WORK TO BE COMPLETED:
From the listing that follows, output everything exactly except the pictures.

SUPPLIED RECORDS:

[Start]

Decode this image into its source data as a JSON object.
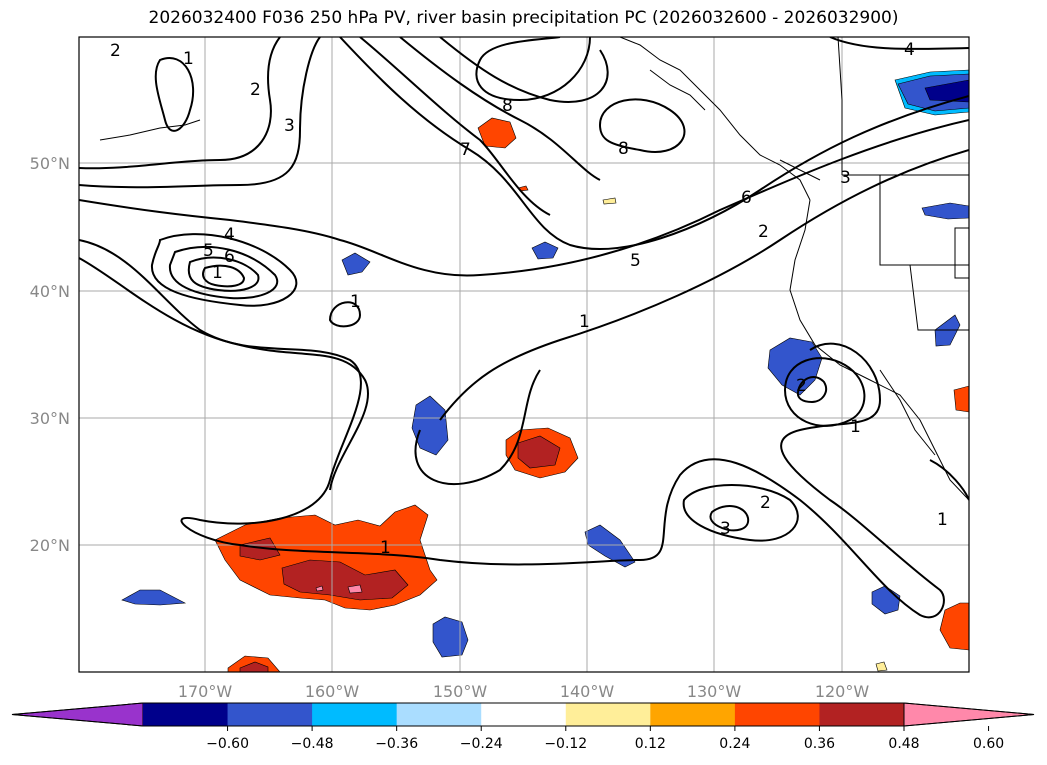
{
  "title": "2026032400 F036 250 hPa PV, river basin precipitation PC (2026032600 - 2026032900)",
  "map": {
    "lon_labels": [
      "170°W",
      "160°W",
      "150°W",
      "140°W",
      "130°W",
      "120°W"
    ],
    "lat_labels": [
      "50°N",
      "40°N",
      "30°N",
      "20°N"
    ],
    "contour_labels": [
      "1",
      "2",
      "3",
      "4",
      "5",
      "6",
      "7",
      "8"
    ],
    "grid": true
  },
  "colorbar": {
    "ticks": [
      "−0.60",
      "−0.48",
      "−0.36",
      "−0.24",
      "−0.12",
      "0.12",
      "0.24",
      "0.36",
      "0.48",
      "0.60"
    ],
    "colors": [
      "#9933cc",
      "#00008b",
      "#3355cc",
      "#00bbff",
      "#aaddff",
      "#ffffff",
      "#ffee99",
      "#ffa500",
      "#ff4500",
      "#b22222",
      "#ff88aa"
    ],
    "extend": "both"
  }
}
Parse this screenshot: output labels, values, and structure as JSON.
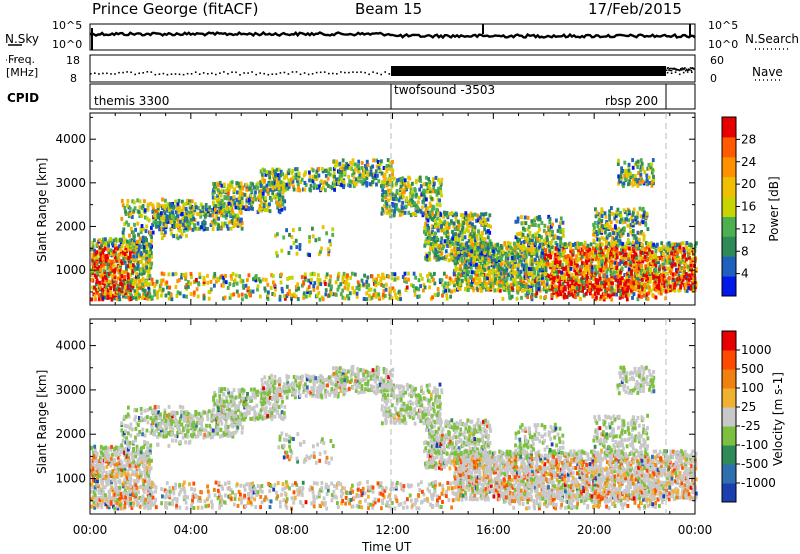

[End]

OUTPUT BELOW:
Decode this image into its source data as a JSON object.
{
  "title": "2026032400 F036 250 hPa PV, river basin precipitation PC (2026032600 - 2026032900)",
  "map": {
    "lon_labels": [
      "170°W",
      "160°W",
      "150°W",
      "140°W",
      "130°W",
      "120°W"
    ],
    "lat_labels": [
      "50°N",
      "40°N",
      "30°N",
      "20°N"
    ],
    "contour_labels": [
      "1",
      "2",
      "3",
      "4",
      "5",
      "6",
      "7",
      "8"
    ],
    "grid": true
  },
  "colorbar": {
    "ticks": [
      "−0.60",
      "−0.48",
      "−0.36",
      "−0.24",
      "−0.12",
      "0.12",
      "0.24",
      "0.36",
      "0.48",
      "0.60"
    ],
    "colors": [
      "#9933cc",
      "#00008b",
      "#3355cc",
      "#00bbff",
      "#aaddff",
      "#ffffff",
      "#ffee99",
      "#ffa500",
      "#ff4500",
      "#b22222",
      "#ff88aa"
    ],
    "extend": "both"
  }
}
Parse this screenshot: output labels, values, and structure as JSON.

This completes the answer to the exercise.